GOAL
Extract all of the data and reproduce it precisely.

+===+

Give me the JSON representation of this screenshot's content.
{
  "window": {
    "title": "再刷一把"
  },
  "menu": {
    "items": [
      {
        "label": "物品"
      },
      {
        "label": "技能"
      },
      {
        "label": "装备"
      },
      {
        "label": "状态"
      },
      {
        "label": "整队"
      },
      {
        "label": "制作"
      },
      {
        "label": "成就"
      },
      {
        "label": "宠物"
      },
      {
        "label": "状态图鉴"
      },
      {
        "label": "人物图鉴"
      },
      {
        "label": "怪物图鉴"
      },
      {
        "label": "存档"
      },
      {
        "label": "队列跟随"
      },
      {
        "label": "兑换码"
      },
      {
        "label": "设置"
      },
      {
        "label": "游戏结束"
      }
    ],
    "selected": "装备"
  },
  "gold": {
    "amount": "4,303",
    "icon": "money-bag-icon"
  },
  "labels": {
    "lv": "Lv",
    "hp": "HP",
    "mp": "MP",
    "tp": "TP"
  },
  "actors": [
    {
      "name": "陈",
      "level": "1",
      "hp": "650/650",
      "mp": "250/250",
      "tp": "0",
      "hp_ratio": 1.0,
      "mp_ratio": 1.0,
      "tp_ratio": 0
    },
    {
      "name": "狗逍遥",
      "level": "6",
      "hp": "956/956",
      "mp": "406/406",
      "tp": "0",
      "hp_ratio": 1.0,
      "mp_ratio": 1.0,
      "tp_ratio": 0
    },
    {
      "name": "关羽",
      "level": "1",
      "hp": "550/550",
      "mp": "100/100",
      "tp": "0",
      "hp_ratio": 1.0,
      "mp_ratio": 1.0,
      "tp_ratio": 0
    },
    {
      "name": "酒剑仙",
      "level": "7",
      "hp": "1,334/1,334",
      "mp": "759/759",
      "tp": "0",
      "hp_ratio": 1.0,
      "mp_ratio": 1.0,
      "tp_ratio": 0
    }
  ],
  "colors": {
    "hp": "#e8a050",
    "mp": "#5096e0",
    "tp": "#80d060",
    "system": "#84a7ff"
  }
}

+===+

WORKED SOLUTION
Give me the JSON representation of this screenshot's content.
{
  "window": {
    "title": "再刷一把"
  },
  "menu": {
    "items": [
      {
        "label": "物品"
      },
      {
        "label": "技能"
      },
      {
        "label": "装备"
      },
      {
        "label": "状态"
      },
      {
        "label": "整队"
      },
      {
        "label": "制作"
      },
      {
        "label": "成就"
      },
      {
        "label": "宠物"
      },
      {
        "label": "状态图鉴"
      },
      {
        "label": "人物图鉴"
      },
      {
        "label": "怪物图鉴"
      },
      {
        "label": "存档"
      },
      {
        "label": "队列跟随"
      },
      {
        "label": "兑换码"
      },
      {
        "label": "设置"
      },
      {
        "label": "游戏结束"
      }
    ],
    "selected": "装备"
  },
  "gold": {
    "amount": "4,303",
    "icon": "money-bag-icon"
  },
  "labels": {
    "lv": "Lv",
    "hp": "HP",
    "mp": "MP",
    "tp": "TP"
  },
  "actors": [
    {
      "name": "陈",
      "level": "1",
      "hp": "650/650",
      "mp": "250/250",
      "tp": "0",
      "hp_ratio": 1.0,
      "mp_ratio": 1.0,
      "tp_ratio": 0
    },
    {
      "name": "狗逍遥",
      "level": "6",
      "hp": "956/956",
      "mp": "406/406",
      "tp": "0",
      "hp_ratio": 1.0,
      "mp_ratio": 1.0,
      "tp_ratio": 0
    },
    {
      "name": "关羽",
      "level": "1",
      "hp": "550/550",
      "mp": "100/100",
      "tp": "0",
      "hp_ratio": 1.0,
      "mp_ratio": 1.0,
      "tp_ratio": 0
    },
    {
      "name": "酒剑仙",
      "level": "7",
      "hp": "1,334/1,334",
      "mp": "759/759",
      "tp": "0",
      "hp_ratio": 1.0,
      "mp_ratio": 1.0,
      "tp_ratio": 0
    }
  ],
  "colors": {
    "hp": "#e8a050",
    "mp": "#5096e0",
    "tp": "#80d060",
    "system": "#84a7ff"
  }
}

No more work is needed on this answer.